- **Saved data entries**
⁂
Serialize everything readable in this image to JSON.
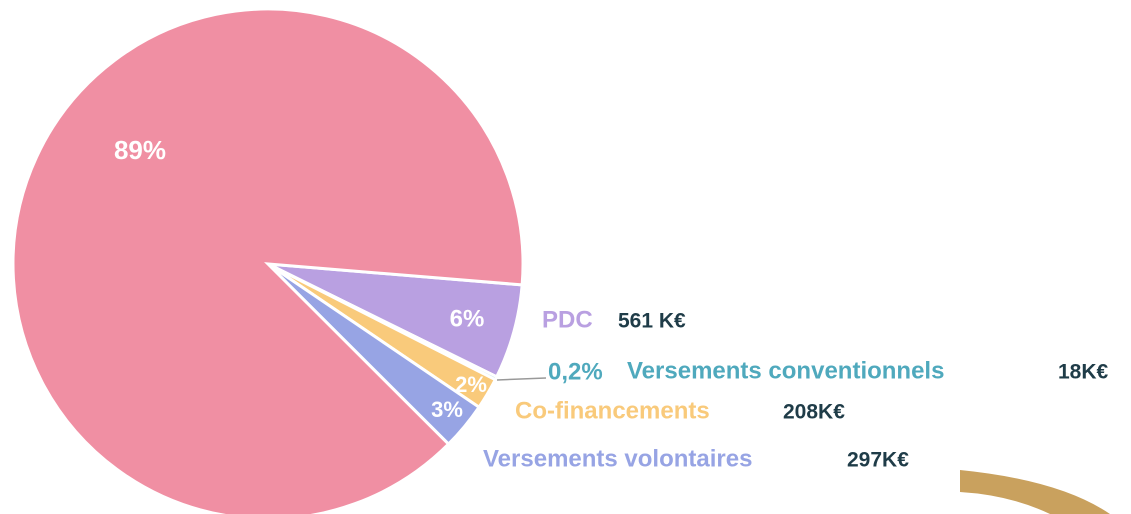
{
  "chart_data": {
    "type": "pie",
    "categories": [
      "PDC",
      "Versements conventionnels",
      "Co-financements",
      "Versements volontaires",
      null
    ],
    "values": [
      6,
      0.2,
      2,
      3,
      89
    ],
    "value_labels": [
      "6%",
      "0,2%",
      "2%",
      "3%",
      "89%"
    ],
    "amount_labels": [
      "561 K€",
      "18K€",
      "208K€",
      "297K€",
      null
    ],
    "colors": [
      "#b9a0e1",
      "#4fa9bd",
      "#f9ca7b",
      "#97a4e4",
      "#f08fa3"
    ]
  }
}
⁂
- **Exercise details**
Omit the pictures, and quote the material above exactly as given.

- **The answer**
Serialize everything readable in this image to JSON.
{
  "chart_data": {
    "type": "pie",
    "categories": [
      "PDC",
      "Versements conventionnels",
      "Co-financements",
      "Versements volontaires",
      null
    ],
    "values": [
      6,
      0.2,
      2,
      3,
      89
    ],
    "value_labels": [
      "6%",
      "0,2%",
      "2%",
      "3%",
      "89%"
    ],
    "amount_labels": [
      "561 K€",
      "18K€",
      "208K€",
      "297K€",
      null
    ],
    "colors": [
      "#b9a0e1",
      "#4fa9bd",
      "#f9ca7b",
      "#97a4e4",
      "#f08fa3"
    ]
  }
}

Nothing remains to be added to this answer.